Your goal:
Within the listing below, locate all lines containing the word "Explorer". Copy each one.
———
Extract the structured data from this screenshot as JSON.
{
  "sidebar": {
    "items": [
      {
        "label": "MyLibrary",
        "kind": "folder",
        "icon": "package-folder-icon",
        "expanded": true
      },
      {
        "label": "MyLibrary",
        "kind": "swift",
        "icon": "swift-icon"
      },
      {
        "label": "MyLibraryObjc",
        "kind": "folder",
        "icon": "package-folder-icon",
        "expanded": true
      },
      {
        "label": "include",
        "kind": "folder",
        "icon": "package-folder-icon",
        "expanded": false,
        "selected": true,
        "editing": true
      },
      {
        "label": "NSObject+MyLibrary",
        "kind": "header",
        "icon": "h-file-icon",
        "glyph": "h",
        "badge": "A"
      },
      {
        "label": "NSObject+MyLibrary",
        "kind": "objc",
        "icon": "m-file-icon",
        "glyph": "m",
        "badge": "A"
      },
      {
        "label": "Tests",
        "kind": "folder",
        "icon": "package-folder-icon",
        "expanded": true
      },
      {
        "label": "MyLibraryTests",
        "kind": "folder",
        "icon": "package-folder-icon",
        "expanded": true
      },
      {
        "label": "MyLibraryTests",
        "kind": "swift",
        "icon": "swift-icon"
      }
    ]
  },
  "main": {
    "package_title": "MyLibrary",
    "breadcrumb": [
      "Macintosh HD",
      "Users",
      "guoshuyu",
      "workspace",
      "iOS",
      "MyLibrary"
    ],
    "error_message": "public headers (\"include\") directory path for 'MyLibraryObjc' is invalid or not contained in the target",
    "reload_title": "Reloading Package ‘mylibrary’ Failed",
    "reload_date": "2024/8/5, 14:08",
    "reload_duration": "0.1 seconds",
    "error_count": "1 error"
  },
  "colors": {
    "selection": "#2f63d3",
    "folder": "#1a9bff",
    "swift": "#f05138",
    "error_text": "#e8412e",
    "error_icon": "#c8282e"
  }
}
———
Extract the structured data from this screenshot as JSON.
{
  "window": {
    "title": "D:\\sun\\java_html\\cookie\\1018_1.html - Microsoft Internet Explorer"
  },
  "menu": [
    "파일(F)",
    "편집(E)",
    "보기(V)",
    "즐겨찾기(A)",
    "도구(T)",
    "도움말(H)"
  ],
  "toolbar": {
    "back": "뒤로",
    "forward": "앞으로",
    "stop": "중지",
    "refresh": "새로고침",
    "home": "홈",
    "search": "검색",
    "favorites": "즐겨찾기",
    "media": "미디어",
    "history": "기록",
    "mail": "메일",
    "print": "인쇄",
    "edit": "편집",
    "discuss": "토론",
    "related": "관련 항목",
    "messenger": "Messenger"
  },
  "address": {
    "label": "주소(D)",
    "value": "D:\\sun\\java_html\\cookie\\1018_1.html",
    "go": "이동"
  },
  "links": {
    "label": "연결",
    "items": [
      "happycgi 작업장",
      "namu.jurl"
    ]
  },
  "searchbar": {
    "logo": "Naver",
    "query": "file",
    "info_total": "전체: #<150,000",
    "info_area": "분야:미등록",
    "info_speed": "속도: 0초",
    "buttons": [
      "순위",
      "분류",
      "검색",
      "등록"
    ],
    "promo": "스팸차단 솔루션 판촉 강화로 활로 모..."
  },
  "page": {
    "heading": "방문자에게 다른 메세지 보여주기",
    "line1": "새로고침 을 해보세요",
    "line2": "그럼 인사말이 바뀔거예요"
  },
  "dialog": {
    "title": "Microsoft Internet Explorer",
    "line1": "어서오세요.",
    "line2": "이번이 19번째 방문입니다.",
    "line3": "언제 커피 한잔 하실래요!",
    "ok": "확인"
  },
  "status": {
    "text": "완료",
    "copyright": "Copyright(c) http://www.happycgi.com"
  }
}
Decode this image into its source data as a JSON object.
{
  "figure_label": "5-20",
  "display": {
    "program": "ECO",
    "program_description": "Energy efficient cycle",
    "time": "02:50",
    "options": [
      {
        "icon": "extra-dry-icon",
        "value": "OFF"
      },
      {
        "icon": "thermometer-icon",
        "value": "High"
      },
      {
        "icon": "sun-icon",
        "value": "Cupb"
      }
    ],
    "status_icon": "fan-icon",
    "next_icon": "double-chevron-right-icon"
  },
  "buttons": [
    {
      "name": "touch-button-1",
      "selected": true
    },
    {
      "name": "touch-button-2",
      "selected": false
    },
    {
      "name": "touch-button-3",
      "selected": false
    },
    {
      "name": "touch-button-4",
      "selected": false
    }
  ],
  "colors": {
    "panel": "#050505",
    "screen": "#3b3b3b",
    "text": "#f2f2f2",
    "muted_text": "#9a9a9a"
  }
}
———
Exercise solution:
    "title": "D:\\sun\\java_html\\cookie\\1018_1.html - Microsoft Internet Explorer"
    "title": "Microsoft Internet Explorer",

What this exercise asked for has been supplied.